Given data:
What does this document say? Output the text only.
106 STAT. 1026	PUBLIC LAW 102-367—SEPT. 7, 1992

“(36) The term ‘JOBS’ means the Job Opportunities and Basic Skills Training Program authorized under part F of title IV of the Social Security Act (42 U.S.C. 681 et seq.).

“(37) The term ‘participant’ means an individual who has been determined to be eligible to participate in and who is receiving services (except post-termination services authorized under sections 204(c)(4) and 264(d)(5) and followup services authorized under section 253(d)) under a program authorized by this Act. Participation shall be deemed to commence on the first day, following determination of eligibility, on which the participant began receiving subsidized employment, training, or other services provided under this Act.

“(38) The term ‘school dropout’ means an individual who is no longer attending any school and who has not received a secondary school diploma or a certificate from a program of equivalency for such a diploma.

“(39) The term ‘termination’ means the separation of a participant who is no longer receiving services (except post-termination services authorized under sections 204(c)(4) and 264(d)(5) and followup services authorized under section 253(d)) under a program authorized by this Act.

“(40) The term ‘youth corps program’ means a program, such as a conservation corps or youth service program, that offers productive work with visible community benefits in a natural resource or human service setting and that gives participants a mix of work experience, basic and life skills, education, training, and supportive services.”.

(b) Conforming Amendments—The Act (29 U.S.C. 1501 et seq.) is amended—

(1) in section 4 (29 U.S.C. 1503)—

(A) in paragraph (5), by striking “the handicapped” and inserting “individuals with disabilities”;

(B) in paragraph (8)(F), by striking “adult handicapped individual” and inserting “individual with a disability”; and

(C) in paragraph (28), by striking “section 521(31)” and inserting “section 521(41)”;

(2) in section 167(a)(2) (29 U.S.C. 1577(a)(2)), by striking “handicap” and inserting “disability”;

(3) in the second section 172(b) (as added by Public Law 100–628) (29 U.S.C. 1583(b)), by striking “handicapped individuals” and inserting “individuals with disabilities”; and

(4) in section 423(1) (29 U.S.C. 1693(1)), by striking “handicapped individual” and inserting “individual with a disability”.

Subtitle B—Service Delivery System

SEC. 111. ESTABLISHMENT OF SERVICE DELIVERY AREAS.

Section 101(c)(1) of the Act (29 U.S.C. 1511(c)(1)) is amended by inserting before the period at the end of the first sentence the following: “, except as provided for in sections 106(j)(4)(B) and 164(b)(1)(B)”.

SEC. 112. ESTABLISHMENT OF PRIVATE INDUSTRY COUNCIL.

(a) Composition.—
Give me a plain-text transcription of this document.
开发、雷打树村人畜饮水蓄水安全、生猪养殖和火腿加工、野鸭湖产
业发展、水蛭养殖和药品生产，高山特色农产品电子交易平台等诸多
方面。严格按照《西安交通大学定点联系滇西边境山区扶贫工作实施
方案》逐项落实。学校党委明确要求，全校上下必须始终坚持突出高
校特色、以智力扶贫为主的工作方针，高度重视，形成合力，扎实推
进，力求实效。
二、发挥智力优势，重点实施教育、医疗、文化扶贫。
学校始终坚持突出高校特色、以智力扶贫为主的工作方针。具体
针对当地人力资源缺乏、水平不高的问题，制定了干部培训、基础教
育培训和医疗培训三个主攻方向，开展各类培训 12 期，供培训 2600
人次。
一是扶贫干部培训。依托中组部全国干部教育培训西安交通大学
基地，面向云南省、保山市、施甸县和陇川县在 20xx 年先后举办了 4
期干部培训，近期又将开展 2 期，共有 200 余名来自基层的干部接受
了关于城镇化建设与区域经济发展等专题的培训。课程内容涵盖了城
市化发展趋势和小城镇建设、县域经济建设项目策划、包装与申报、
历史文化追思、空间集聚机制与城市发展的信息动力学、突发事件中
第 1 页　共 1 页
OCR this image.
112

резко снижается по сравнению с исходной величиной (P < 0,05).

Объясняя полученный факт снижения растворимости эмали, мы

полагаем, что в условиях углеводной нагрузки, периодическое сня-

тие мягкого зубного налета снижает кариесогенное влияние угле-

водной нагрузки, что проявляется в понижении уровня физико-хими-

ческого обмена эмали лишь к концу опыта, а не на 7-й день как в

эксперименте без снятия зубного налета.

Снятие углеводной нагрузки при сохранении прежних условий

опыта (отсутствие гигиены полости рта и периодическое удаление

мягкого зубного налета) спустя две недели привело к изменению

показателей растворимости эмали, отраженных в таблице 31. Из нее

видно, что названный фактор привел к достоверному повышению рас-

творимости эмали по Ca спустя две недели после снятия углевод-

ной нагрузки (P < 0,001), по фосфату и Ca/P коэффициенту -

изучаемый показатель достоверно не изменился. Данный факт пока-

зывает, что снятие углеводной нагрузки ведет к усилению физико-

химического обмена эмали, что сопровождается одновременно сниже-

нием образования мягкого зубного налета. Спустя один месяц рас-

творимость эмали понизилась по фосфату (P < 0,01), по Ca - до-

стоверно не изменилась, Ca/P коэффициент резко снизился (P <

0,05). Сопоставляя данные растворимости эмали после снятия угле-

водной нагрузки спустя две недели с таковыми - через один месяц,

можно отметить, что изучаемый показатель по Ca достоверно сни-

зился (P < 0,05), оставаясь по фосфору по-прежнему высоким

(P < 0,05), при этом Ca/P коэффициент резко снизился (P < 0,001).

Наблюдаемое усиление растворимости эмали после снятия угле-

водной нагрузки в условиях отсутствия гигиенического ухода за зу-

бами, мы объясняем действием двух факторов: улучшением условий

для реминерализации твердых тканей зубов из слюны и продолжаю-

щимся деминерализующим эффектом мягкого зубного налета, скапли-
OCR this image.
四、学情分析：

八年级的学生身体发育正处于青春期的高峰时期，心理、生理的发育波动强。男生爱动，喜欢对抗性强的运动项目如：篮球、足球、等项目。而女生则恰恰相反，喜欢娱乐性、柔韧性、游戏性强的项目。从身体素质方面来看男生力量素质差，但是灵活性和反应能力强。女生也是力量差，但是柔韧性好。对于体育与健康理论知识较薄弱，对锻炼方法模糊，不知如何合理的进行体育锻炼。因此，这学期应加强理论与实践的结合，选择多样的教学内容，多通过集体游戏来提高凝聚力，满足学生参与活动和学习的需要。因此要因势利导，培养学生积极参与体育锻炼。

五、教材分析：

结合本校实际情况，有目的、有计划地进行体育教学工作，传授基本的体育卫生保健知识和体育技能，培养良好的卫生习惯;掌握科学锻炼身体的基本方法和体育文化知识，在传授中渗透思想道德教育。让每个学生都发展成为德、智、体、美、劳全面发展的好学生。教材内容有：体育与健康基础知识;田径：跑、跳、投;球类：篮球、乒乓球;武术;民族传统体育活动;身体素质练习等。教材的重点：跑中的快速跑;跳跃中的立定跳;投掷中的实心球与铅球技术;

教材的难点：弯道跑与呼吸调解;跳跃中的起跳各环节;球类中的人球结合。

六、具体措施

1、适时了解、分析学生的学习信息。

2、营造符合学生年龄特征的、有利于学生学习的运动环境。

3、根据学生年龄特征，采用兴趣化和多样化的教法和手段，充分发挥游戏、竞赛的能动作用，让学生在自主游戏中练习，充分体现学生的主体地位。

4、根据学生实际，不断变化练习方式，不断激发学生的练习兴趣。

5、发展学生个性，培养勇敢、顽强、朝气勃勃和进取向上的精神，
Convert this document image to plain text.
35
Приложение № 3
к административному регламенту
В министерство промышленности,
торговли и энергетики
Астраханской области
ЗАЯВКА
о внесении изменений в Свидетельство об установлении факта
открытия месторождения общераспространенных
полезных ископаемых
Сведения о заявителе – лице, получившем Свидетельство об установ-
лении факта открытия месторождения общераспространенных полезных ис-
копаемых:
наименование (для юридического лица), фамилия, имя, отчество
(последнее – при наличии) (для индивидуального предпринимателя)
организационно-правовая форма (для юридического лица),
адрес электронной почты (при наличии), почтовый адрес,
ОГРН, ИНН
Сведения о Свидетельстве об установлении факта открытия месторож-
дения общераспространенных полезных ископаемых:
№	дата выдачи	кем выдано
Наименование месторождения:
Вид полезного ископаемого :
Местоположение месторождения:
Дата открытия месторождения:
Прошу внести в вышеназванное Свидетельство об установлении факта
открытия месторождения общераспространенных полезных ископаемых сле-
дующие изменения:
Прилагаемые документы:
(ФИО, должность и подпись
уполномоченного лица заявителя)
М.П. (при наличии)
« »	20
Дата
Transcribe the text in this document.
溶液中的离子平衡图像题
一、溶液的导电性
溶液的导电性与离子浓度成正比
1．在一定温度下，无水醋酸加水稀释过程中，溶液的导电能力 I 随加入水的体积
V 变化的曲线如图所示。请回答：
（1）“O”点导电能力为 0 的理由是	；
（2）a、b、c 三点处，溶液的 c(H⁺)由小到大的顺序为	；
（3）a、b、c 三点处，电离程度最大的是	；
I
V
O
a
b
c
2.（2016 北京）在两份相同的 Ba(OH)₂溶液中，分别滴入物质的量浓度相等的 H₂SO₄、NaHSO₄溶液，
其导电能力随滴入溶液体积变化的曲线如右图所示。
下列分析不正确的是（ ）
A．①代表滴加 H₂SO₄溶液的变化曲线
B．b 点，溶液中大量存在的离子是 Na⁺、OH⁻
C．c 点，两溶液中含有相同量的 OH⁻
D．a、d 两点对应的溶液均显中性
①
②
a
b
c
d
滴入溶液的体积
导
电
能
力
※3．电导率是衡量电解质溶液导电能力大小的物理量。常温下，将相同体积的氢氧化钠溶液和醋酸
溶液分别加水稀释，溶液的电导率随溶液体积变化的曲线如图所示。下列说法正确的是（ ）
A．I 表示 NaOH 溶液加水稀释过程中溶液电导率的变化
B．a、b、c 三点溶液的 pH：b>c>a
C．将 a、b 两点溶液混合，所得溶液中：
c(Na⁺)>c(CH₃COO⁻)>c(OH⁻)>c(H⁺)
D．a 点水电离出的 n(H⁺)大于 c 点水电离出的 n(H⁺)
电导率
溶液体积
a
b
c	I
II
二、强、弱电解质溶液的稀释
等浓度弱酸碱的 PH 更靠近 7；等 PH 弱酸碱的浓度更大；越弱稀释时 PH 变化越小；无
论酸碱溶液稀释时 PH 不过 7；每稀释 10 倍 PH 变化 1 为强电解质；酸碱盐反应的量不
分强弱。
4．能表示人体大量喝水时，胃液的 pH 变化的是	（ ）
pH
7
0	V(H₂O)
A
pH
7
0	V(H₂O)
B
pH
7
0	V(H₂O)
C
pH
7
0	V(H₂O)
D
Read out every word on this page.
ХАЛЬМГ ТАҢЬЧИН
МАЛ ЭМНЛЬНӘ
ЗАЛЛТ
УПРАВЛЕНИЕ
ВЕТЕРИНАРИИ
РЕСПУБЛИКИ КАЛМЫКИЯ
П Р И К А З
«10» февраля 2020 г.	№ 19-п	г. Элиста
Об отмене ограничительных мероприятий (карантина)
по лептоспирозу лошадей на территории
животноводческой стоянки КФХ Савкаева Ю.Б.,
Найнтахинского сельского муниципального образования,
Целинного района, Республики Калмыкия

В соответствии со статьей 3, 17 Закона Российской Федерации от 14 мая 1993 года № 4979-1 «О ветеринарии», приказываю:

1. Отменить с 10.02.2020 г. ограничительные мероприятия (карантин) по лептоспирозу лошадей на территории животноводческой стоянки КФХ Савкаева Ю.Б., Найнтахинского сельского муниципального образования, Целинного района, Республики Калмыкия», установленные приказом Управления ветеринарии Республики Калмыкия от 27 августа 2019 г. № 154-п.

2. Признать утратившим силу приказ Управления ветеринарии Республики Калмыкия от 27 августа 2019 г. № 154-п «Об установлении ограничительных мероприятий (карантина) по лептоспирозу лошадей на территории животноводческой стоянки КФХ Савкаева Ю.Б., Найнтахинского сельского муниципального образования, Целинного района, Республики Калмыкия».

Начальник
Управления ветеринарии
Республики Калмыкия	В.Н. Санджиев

Goal: Which lines in the records above contain the string "disability"? Copy each one.

Answer to this exercise:
(B) in paragraph (8)(F), by striking “adult handicapped individual” and inserting “individual with a disability”; and
(2) in section 167(a)(2) (29 U.S.C. 1577(a)(2)), by striking “handicap” and inserting “disability”;
(4) in section 423(1) (29 U.S.C. 1693(1)), by striking “handicapped individual” and inserting “individual with a disability”.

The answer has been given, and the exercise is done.